▶ [Required action 1]: Using the text on the Ni(Fe)OOH–FeSx oxygen-evolution electrode, explain in one to three sentences how incorporating Fe–S species improves the electrode's activity, according to the theoretical calculations.
▶ [Required action 2]: Extend the text on the corrosion-formed Ni(Fe)OOH–FeSx water-oxidation electrode, beginning after its final sentence.

BEGIN Reading text

Fig. 6: DFT calculations.
figure 6

a Structural model, b free energy diagram, c electron localization function.

Discussion

In summary, this work presents a microorganism corrosion strategy for preparing highly efficient electrodes towards electrocatalytic water oxidation. The corrosion-formed Ni(Fe)OOH–FeSx electrode manifests excellent activity for oxygen evolution in alkaline electrolyte, requiring an overpotential of only 220 mV to obtain the benchmark current density of 10 mA cm−2. Experimental results suggest that the synergistic effect between Ni(Fe)OOH and Fe–S species would be responsible for this enhanced activity. Theoretical calculations reveal that the rate-determining step of oxygen evolution is the formation of *O on the Ni(Fe)OOH–FeSx electrode, the incorporation of Fe–S species would enhance the bonding between Fe and active *O intermediate and significantly reduce the adsorption free energy gap. This work not only provides an efficient electrode for electrocatalytic oxygen evolution but also perhaps more importantly demonstrates an interesting and facile strategy by microorganism-assisted corrosion engineering. This work is a good demonstration that bridges the gap between traditional corrosion engineering and emerging electrochemical energy conversion technologies. Therefore, the present work is likely to stimulate high interest in the multidisciplinary integration among biology, industrial corrosion, nanomaterials design, and modern energy technologies.

END Reading text
BEGIN Recorded information

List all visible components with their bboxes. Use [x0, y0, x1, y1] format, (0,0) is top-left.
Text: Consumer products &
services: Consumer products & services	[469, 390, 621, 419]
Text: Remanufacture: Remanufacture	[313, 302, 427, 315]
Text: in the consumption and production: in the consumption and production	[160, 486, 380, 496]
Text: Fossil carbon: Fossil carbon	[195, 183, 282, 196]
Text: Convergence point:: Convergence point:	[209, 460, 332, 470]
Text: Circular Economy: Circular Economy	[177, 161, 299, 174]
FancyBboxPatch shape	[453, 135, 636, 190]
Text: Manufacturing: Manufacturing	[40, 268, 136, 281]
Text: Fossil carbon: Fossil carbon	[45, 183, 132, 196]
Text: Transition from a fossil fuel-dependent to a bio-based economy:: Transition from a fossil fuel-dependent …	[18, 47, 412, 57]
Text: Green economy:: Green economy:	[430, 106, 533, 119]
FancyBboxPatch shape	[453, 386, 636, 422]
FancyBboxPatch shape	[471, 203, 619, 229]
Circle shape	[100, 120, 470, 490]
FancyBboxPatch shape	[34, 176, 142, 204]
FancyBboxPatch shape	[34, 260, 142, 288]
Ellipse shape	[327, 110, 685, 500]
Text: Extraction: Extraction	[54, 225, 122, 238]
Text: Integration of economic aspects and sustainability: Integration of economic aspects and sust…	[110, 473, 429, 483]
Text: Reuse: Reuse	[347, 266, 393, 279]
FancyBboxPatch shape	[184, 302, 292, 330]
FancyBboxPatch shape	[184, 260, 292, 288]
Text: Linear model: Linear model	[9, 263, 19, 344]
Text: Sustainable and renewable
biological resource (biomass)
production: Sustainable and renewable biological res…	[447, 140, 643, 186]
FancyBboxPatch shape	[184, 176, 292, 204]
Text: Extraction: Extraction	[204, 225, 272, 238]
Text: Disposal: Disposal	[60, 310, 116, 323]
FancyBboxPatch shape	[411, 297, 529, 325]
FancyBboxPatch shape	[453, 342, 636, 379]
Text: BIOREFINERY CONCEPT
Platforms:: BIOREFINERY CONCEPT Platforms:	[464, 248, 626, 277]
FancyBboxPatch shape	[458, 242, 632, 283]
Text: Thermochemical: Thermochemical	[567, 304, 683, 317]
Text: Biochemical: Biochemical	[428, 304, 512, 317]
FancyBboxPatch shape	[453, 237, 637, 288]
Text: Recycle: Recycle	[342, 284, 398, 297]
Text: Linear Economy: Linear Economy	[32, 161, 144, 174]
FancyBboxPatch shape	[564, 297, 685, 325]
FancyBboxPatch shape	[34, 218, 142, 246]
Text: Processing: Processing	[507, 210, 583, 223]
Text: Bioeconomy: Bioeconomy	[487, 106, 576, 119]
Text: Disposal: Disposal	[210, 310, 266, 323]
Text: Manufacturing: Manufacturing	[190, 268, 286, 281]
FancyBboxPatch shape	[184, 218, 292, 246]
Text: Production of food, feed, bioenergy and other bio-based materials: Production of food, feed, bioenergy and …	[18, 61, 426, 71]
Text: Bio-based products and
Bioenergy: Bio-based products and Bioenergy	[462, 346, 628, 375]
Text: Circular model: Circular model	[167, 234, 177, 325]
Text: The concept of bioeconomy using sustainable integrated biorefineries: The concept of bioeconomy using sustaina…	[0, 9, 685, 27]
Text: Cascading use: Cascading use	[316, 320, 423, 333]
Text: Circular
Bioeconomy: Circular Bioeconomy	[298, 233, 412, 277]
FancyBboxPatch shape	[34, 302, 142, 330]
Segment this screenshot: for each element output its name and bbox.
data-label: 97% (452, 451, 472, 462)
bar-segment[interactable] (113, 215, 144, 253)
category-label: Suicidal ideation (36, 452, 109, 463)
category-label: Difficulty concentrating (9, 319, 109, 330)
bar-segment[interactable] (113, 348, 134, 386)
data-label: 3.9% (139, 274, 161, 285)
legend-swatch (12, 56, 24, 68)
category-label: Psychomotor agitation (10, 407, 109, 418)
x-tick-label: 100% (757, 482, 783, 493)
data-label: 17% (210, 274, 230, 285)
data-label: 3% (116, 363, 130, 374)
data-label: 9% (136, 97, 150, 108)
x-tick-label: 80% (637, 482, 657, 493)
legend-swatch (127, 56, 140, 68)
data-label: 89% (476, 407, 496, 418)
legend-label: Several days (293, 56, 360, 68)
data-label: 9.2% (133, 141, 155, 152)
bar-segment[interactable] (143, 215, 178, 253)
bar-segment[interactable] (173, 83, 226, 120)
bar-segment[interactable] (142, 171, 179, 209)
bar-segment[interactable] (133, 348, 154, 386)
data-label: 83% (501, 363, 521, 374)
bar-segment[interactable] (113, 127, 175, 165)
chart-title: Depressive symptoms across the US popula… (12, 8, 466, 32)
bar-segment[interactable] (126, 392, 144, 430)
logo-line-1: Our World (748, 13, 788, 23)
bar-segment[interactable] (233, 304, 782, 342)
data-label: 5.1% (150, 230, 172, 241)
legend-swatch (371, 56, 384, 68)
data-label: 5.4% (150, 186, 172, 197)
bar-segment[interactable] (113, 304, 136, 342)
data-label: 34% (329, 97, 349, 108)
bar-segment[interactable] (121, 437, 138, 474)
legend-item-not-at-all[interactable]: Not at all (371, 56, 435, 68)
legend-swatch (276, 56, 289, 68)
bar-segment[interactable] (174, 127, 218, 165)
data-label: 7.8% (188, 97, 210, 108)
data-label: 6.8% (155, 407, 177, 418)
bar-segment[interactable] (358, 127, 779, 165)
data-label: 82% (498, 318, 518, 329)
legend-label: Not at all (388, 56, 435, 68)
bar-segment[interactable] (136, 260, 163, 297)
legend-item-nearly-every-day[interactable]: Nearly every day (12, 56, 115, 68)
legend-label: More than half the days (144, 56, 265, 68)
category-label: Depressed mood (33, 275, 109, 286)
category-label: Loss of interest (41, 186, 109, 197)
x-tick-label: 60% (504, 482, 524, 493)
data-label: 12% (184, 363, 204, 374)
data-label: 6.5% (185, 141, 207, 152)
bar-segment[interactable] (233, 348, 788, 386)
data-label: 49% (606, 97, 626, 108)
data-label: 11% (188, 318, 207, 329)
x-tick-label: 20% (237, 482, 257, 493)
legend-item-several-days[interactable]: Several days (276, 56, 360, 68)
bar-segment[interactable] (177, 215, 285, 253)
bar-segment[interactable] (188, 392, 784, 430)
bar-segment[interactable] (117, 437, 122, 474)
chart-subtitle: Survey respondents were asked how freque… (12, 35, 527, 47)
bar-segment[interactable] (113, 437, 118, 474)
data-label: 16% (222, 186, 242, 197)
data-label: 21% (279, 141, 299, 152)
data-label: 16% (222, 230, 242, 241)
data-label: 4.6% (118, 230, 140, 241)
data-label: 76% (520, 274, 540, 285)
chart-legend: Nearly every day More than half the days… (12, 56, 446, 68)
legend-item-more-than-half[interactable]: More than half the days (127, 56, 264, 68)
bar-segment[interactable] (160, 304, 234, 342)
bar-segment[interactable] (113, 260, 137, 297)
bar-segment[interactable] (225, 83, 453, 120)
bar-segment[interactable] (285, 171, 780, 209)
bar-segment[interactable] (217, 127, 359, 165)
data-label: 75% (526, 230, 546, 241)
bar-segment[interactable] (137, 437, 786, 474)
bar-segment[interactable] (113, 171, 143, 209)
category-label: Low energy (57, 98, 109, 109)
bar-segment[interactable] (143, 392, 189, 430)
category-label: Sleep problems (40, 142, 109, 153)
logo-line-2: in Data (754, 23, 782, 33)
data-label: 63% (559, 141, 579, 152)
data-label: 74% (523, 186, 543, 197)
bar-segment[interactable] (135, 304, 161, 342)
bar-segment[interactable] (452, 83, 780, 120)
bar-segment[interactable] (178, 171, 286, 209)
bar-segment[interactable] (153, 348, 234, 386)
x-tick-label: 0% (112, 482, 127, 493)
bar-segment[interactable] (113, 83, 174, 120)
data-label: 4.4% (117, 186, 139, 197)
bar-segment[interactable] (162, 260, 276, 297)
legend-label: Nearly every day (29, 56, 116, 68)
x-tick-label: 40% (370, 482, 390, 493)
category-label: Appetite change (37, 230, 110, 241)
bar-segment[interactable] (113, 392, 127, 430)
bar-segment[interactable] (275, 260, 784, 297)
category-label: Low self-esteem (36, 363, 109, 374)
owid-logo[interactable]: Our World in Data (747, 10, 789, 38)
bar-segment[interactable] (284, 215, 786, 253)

END Recorded information

▶ [Exercise response 1]: The calculations show that the rate-determining step of oxygen evolution on this electrode is the formation of *O. Incorporating Fe–S species would strengthen the bonding between Fe and the active *O intermediate and significantly reduce the adsorption free energy gap, which accounts for the enhanced activity alongside the synergy between Ni(Fe)OOH and Fe–S species.

▶ [Exercise response 2]:
Methods

Microbe cultivation and inoculation

In this study, SRB was isolated from the sludge in Sinopec oilfield, China. Compared with sequences in the GenBank database with BLAST program, SRB belongs to Desulfotomaculum nigrificans (D. nigrificans). As a result, SRB seed culture was cultivated separately in different media at 37 °C (Supplementary Table 1). First, the culture medium was treated and sterilized at 121 °C for 20 min; Second, vials were inoculated with 100 mL of seed culture and 1000 mL of sterile culture, and then incubated at 37 °C. SRB seed culture was obtained after the incubation for 3 day. The initial concentration of SRB inoculum was 8.0 × 104. The amount of SRB (Vmicrobe) was described as: \(V_{{\mathrm{microbe}}} = \frac{{V_{{\mathrm{inoculated}}\;{\mathrm{microbe}}}}}{{V_{{\mathrm{inoculated}}\;{\mathrm{microbe}}} + V_{{\mathrm{sterile}}\;{\mathrm{culture}}}}} \times {\mathrm{100\% }}\)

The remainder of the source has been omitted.